GIVEN PROBLEM: Wherever a line below holds the word "затвердження", copy that line.

--- BEGIN INFORMATION SUPPLIED ---

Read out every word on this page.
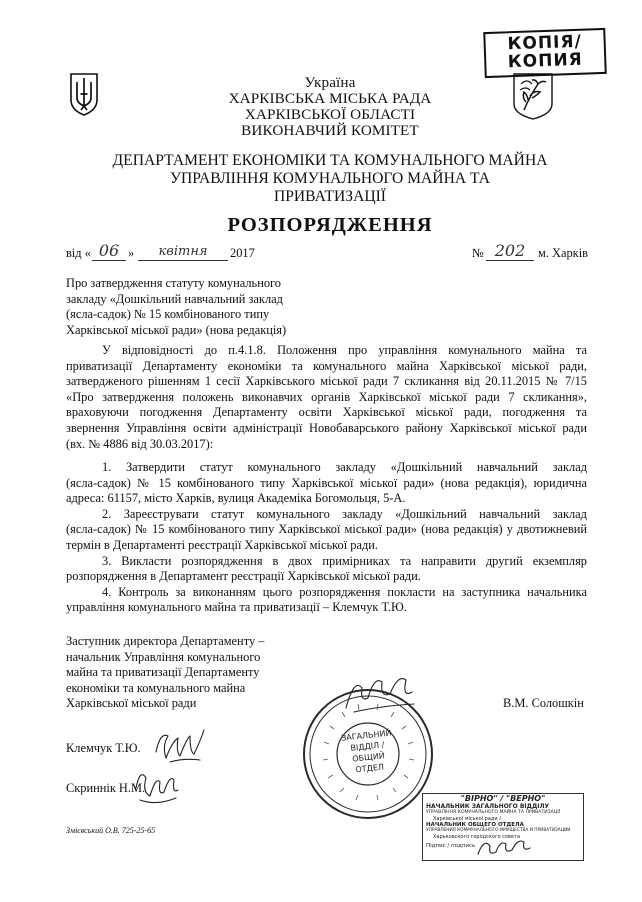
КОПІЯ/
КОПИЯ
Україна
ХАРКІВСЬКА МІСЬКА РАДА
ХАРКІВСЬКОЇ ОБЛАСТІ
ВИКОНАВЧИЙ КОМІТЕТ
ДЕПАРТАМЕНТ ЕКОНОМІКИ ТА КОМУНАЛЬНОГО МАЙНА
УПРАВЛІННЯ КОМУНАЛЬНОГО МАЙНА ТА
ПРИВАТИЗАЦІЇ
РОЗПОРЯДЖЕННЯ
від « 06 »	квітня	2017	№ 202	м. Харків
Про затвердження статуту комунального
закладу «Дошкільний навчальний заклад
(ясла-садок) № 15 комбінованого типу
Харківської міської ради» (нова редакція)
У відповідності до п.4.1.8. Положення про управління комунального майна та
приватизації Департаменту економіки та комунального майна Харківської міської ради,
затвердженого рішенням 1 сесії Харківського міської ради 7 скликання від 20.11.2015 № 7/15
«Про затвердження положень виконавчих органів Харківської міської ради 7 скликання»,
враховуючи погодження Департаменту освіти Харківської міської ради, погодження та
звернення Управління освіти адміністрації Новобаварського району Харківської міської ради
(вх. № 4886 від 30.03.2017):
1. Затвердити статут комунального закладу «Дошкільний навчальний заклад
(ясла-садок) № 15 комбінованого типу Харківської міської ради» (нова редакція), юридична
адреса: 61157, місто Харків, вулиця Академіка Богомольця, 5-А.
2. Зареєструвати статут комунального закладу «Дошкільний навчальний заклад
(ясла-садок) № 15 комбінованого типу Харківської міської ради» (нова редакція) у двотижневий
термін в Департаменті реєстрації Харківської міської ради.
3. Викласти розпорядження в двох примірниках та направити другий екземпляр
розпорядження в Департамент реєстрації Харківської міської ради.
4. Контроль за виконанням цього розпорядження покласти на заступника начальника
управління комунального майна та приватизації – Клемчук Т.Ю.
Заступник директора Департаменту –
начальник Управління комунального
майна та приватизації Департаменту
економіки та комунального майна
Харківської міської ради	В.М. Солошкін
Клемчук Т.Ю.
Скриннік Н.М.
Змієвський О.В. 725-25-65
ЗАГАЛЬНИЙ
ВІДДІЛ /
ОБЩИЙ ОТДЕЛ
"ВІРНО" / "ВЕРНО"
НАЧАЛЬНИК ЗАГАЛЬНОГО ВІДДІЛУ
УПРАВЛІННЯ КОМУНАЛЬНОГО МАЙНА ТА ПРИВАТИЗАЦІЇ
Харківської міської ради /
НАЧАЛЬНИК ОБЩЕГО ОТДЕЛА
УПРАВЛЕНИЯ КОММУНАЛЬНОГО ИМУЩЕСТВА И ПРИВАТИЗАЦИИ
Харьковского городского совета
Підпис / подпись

--- END INFORMATION SUPPLIED ---
--- BEGIN INFORMATION SUPPLIED ---

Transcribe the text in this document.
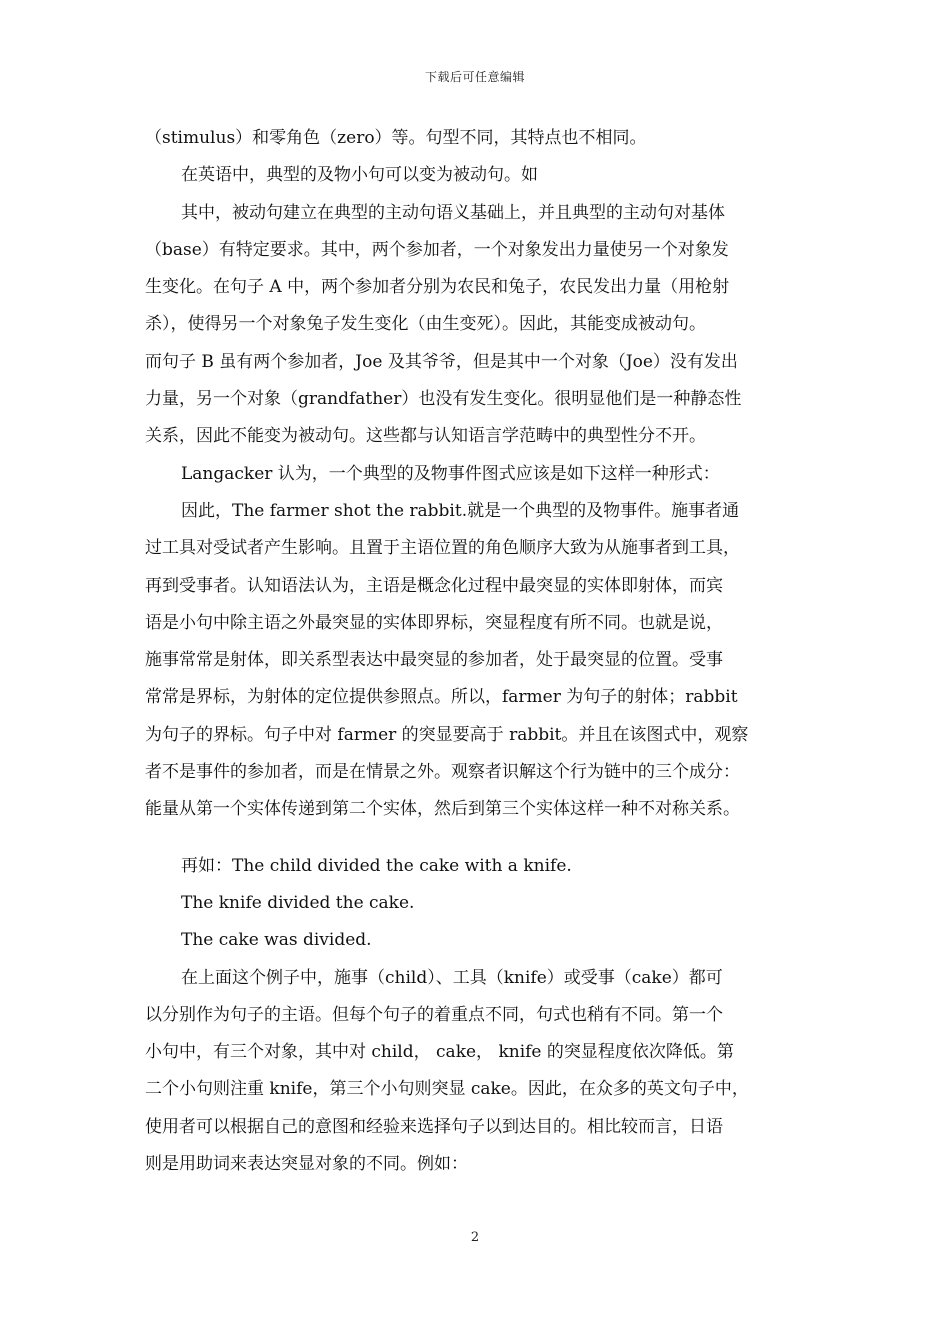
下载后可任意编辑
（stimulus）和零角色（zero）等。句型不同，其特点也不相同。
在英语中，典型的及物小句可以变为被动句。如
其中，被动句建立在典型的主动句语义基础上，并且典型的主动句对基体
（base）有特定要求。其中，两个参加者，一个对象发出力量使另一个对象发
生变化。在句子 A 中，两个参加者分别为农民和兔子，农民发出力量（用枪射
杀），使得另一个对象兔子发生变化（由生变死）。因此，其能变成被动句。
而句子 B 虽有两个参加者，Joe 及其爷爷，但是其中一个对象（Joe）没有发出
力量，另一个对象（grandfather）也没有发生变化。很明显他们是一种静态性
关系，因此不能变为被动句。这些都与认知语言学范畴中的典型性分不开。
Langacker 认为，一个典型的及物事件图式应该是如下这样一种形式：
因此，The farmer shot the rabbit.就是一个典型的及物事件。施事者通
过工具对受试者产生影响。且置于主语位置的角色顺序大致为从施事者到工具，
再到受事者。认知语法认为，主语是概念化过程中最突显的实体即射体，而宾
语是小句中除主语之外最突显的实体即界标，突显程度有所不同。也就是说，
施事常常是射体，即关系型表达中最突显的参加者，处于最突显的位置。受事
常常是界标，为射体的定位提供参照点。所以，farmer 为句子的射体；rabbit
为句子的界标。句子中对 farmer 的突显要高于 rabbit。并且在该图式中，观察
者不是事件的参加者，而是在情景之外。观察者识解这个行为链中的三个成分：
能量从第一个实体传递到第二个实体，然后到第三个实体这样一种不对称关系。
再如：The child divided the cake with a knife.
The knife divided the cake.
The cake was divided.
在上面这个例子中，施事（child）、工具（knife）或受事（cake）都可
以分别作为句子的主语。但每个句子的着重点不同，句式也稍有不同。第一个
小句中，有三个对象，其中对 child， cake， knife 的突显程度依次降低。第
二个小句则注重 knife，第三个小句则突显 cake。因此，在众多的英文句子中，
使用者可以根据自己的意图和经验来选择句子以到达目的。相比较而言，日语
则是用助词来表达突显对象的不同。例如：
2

--- END INFORMATION SUPPLIED ---

SOLVED EXERCISE:
Про затвердження статуту комунального
«Про затвердження положень виконавчих органів Харківської міської ради 7 скликання»,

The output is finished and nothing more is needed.